> [Your objective] Could you convert each line of the listing below into a numbered list, omitting blank lines and leaving out the pictures?

(Labeled box records)
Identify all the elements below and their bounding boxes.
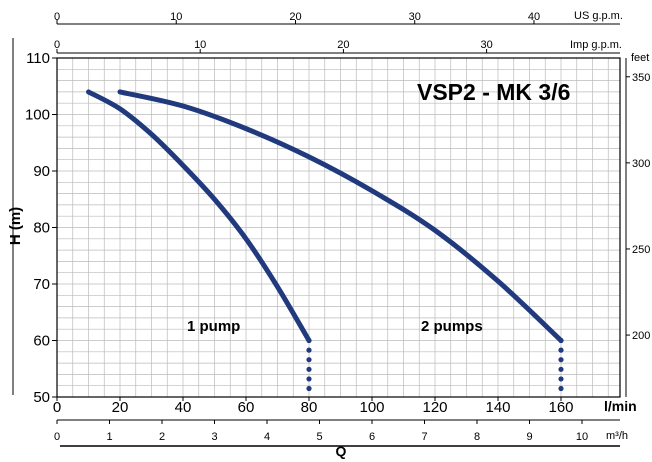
y-tick-label: 60 (33, 333, 50, 350)
x-unit-label: l/min (604, 398, 637, 414)
us-gpm-unit-label: US g.p.m. (574, 10, 623, 22)
top-axis-tick-label: 30 (480, 39, 492, 51)
feet-tick-label: 300 (632, 158, 650, 170)
top-axis-tick-label: 10 (170, 11, 182, 23)
top-axis-tick-label: 20 (337, 39, 349, 51)
x-tick-label: 120 (422, 399, 447, 416)
x-tick-label: 100 (359, 399, 384, 416)
y-tick-label: 100 (25, 107, 50, 124)
m3h-tick-label: 3 (211, 431, 217, 443)
m3h-tick-label: 5 (316, 431, 322, 443)
y-tick-label: 50 (33, 389, 50, 406)
x-tick-label: 160 (548, 399, 573, 416)
series-2-limit-dot (558, 347, 564, 353)
y-axis-label: H (m) (7, 207, 24, 245)
x-tick-label: 20 (112, 399, 129, 416)
y-tick-label: 110 (26, 50, 50, 67)
series-2-limit-dot (558, 376, 564, 382)
m3h-tick-label: 9 (526, 431, 532, 443)
feet-tick-label: 250 (632, 244, 650, 256)
x-tick-label: 40 (175, 399, 192, 416)
series-curve-2 (117, 89, 564, 343)
series-label-1-pump: 1 pump (187, 318, 240, 335)
top-axis-tick-label: 20 (289, 11, 301, 23)
top-axis-tick-label: 10 (194, 39, 206, 51)
series-curve-1 (86, 89, 312, 343)
series-1-limit-dot (306, 366, 312, 372)
imp-gpm-unit-label: Imp g.p.m. (570, 39, 622, 51)
top-axis-tick-label: 40 (528, 11, 540, 23)
m3h-tick-label: 4 (264, 431, 270, 443)
m3h-tick-label: 0 (54, 431, 60, 443)
series-1-limit-dot (306, 357, 312, 363)
feet-tick-label: 200 (632, 330, 650, 342)
x-tick-label: 0 (53, 399, 61, 416)
y-tick-label: 70 (33, 276, 50, 293)
curves (86, 89, 564, 392)
series-2-limit-dot (558, 366, 564, 372)
m3h-tick-label: 8 (474, 431, 480, 443)
top-axis-tick-label: 30 (409, 11, 421, 23)
y-tick-label: 80 (33, 220, 50, 237)
series-2-limit-dot (558, 337, 564, 344)
m3h-unit-label: m³/h (606, 430, 628, 442)
series-2-limit-dot (558, 385, 564, 392)
top-axis-tick-label: 0 (54, 11, 60, 23)
feet-tick-label: 350 (632, 72, 650, 84)
x-axis-label: Q (336, 443, 347, 459)
x-tick-label: 60 (238, 399, 255, 416)
series-2-limit-dot (558, 357, 564, 363)
series-1-limit-dot (306, 385, 312, 392)
series-1-limit-dot (306, 347, 312, 353)
feet-unit-label: feet (631, 52, 649, 64)
top-axis-tick-label: 0 (54, 39, 60, 51)
m3h-tick-label: 7 (421, 431, 427, 443)
x-tick-label: 80 (301, 399, 318, 416)
grid (56, 57, 621, 398)
y-tick-label: 90 (33, 163, 50, 180)
m3h-tick-label: 1 (106, 431, 112, 443)
m3h-tick-label: 2 (159, 431, 165, 443)
chart-title: VSP2 - MK 3/6 (417, 79, 570, 105)
m3h-tick-label: 10 (576, 431, 588, 443)
x-tick-label: 140 (485, 399, 510, 416)
series-1-limit-dot (306, 376, 312, 382)
series-label-2-pumps: 2 pumps (421, 318, 483, 335)
m3h-tick-label: 6 (369, 431, 375, 443)
series-1-limit-dot (306, 337, 312, 344)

> [Written response]
1. Identify all the elements below and their bounding boxes.
2. y-tick-label: 60 (33, 333, 50, 350)
3. x-unit-label: l/min (604, 398, 637, 414)
4. us-gpm-unit-label: US g.p.m. (574, 10, 623, 22)
5. top-axis-tick-label: 30 (480, 39, 492, 51)
6. feet-tick-label: 300 (632, 158, 650, 170)
7. top-axis-tick-label: 10 (170, 11, 182, 23)
8. top-axis-tick-label: 20 (337, 39, 349, 51)
9. x-tick-label: 120 (422, 399, 447, 416)
10. x-tick-label: 100 (359, 399, 384, 416)
11. y-tick-label: 100 (25, 107, 50, 124)
12. m3h-tick-label: 3 (211, 431, 217, 443)
13. m3h-tick-label: 5 (316, 431, 322, 443)
14. y-tick-label: 50 (33, 389, 50, 406)
15. x-tick-label: 160 (548, 399, 573, 416)
16. series-2-limit-dot (558, 347, 564, 353)
17. y-axis-label: H (m) (7, 207, 24, 245)
18. x-tick-label: 20 (112, 399, 129, 416)
19. y-tick-label: 110 (26, 50, 50, 67)
20. series-2-limit-dot (558, 376, 564, 382)
21. m3h-tick-label: 9 (526, 431, 532, 443)
22. feet-tick-label: 250 (632, 244, 650, 256)
23. x-tick-label: 40 (175, 399, 192, 416)
24. series-curve-2 (117, 89, 564, 343)
25. series-label-1-pump: 1 pump (187, 318, 240, 335)
26. top-axis-tick-label: 20 (289, 11, 301, 23)
27. top-axis-tick-label: 10 (194, 39, 206, 51)
28. series-curve-1 (86, 89, 312, 343)
29. series-1-limit-dot (306, 366, 312, 372)
30. imp-gpm-unit-label: Imp g.p.m. (570, 39, 622, 51)
31. top-axis-tick-label: 40 (528, 11, 540, 23)
32. m3h-tick-label: 4 (264, 431, 270, 443)
33. m3h-tick-label: 0 (54, 431, 60, 443)
34. series-1-limit-dot (306, 357, 312, 363)
35. feet-tick-label: 200 (632, 330, 650, 342)
36. x-tick-label: 0 (53, 399, 61, 416)
37. y-tick-label: 70 (33, 276, 50, 293)
38. curves (86, 89, 564, 392)
39. series-2-limit-dot (558, 366, 564, 372)
40. m3h-tick-label: 8 (474, 431, 480, 443)
41. top-axis-tick-label: 30 (409, 11, 421, 23)
42. y-tick-label: 80 (33, 220, 50, 237)
43. series-2-limit-dot (558, 337, 564, 344)
44. m3h-unit-label: m³/h (606, 430, 628, 442)
45. series-2-limit-dot (558, 385, 564, 392)
46. top-axis-tick-label: 0 (54, 11, 60, 23)
47. feet-tick-label: 350 (632, 72, 650, 84)
48. x-axis-label: Q (336, 443, 347, 459)
49. x-tick-label: 60 (238, 399, 255, 416)
50. series-2-limit-dot (558, 357, 564, 363)
51. series-1-limit-dot (306, 385, 312, 392)
52. series-1-limit-dot (306, 347, 312, 353)
53. feet-unit-label: feet (631, 52, 649, 64)
54. top-axis-tick-label: 0 (54, 39, 60, 51)
55. m3h-tick-label: 7 (421, 431, 427, 443)
56. x-tick-label: 80 (301, 399, 318, 416)
57. grid (56, 57, 621, 398)
58. y-tick-label: 90 (33, 163, 50, 180)
59. m3h-tick-label: 1 (106, 431, 112, 443)
60. m3h-tick-label: 2 (159, 431, 165, 443)
61. chart-title: VSP2 - MK 3/6 (417, 79, 570, 105)
62. m3h-tick-label: 10 (576, 431, 588, 443)
63. x-tick-label: 140 (485, 399, 510, 416)
64. series-1-limit-dot (306, 376, 312, 382)
65. series-label-2-pumps: 2 pumps (421, 318, 483, 335)
66. m3h-tick-label: 6 (369, 431, 375, 443)
67. series-1-limit-dot (306, 337, 312, 344)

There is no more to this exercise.